Raw records:
########################################

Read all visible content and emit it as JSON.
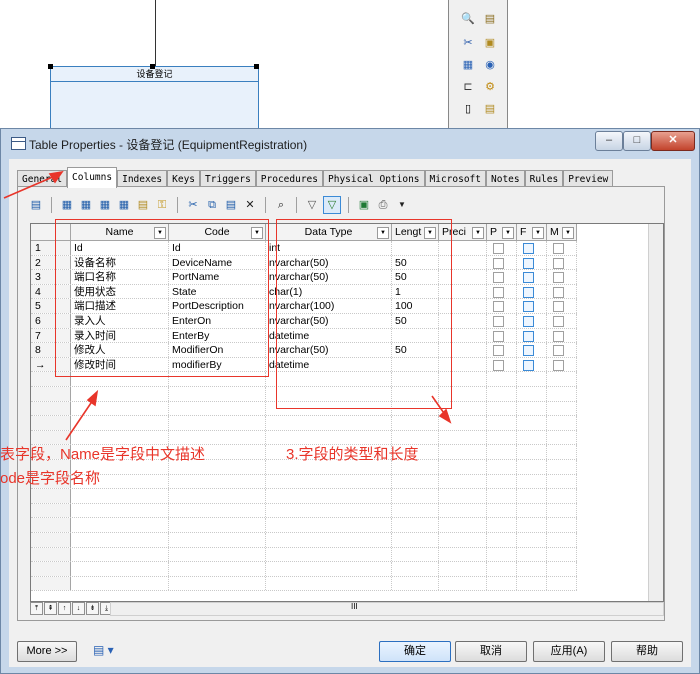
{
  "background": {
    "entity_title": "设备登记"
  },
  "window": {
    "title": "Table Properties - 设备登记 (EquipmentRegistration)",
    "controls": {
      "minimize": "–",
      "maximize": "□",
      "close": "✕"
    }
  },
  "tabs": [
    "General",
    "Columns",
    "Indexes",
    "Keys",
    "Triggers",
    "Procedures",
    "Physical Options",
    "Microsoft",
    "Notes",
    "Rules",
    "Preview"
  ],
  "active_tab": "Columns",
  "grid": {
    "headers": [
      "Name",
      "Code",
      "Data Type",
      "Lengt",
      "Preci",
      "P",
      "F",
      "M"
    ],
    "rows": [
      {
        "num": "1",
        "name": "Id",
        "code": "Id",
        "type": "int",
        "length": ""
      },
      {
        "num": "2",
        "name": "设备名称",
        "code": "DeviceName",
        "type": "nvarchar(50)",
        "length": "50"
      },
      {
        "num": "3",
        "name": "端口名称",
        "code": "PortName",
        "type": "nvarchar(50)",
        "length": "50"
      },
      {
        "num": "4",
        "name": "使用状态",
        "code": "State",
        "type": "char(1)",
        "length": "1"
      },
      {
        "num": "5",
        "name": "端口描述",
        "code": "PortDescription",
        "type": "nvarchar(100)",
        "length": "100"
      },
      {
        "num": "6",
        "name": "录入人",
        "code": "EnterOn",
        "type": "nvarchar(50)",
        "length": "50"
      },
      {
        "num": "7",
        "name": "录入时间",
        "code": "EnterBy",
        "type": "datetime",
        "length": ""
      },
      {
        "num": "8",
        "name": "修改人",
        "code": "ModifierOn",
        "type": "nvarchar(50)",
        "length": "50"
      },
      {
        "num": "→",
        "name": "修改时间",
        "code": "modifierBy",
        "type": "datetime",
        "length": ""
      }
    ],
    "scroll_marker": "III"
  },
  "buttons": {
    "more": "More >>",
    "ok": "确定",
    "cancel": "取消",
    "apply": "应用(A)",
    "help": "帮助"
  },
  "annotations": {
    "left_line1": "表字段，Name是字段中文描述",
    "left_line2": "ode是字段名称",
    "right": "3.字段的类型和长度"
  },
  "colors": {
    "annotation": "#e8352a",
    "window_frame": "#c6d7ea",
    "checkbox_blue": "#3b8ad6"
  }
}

########################################

Prompt: Repeat the data exactly, without the pictures.

Solution to this task:
Read all visible content and emit it as JSON.
{
  "background": {
    "entity_title": "设备登记"
  },
  "window": {
    "title": "Table Properties - 设备登记 (EquipmentRegistration)",
    "controls": {
      "minimize": "–",
      "maximize": "□",
      "close": "✕"
    }
  },
  "tabs": [
    "General",
    "Columns",
    "Indexes",
    "Keys",
    "Triggers",
    "Procedures",
    "Physical Options",
    "Microsoft",
    "Notes",
    "Rules",
    "Preview"
  ],
  "active_tab": "Columns",
  "grid": {
    "headers": [
      "Name",
      "Code",
      "Data Type",
      "Lengt",
      "Preci",
      "P",
      "F",
      "M"
    ],
    "rows": [
      {
        "num": "1",
        "name": "Id",
        "code": "Id",
        "type": "int",
        "length": ""
      },
      {
        "num": "2",
        "name": "设备名称",
        "code": "DeviceName",
        "type": "nvarchar(50)",
        "length": "50"
      },
      {
        "num": "3",
        "name": "端口名称",
        "code": "PortName",
        "type": "nvarchar(50)",
        "length": "50"
      },
      {
        "num": "4",
        "name": "使用状态",
        "code": "State",
        "type": "char(1)",
        "length": "1"
      },
      {
        "num": "5",
        "name": "端口描述",
        "code": "PortDescription",
        "type": "nvarchar(100)",
        "length": "100"
      },
      {
        "num": "6",
        "name": "录入人",
        "code": "EnterOn",
        "type": "nvarchar(50)",
        "length": "50"
      },
      {
        "num": "7",
        "name": "录入时间",
        "code": "EnterBy",
        "type": "datetime",
        "length": ""
      },
      {
        "num": "8",
        "name": "修改人",
        "code": "ModifierOn",
        "type": "nvarchar(50)",
        "length": "50"
      },
      {
        "num": "→",
        "name": "修改时间",
        "code": "modifierBy",
        "type": "datetime",
        "length": ""
      }
    ],
    "scroll_marker": "III"
  },
  "buttons": {
    "more": "More >>",
    "ok": "确定",
    "cancel": "取消",
    "apply": "应用(A)",
    "help": "帮助"
  },
  "annotations": {
    "left_line1": "表字段，Name是字段中文描述",
    "left_line2": "ode是字段名称",
    "right": "3.字段的类型和长度"
  },
  "colors": {
    "annotation": "#e8352a",
    "window_frame": "#c6d7ea",
    "checkbox_blue": "#3b8ad6"
  }
}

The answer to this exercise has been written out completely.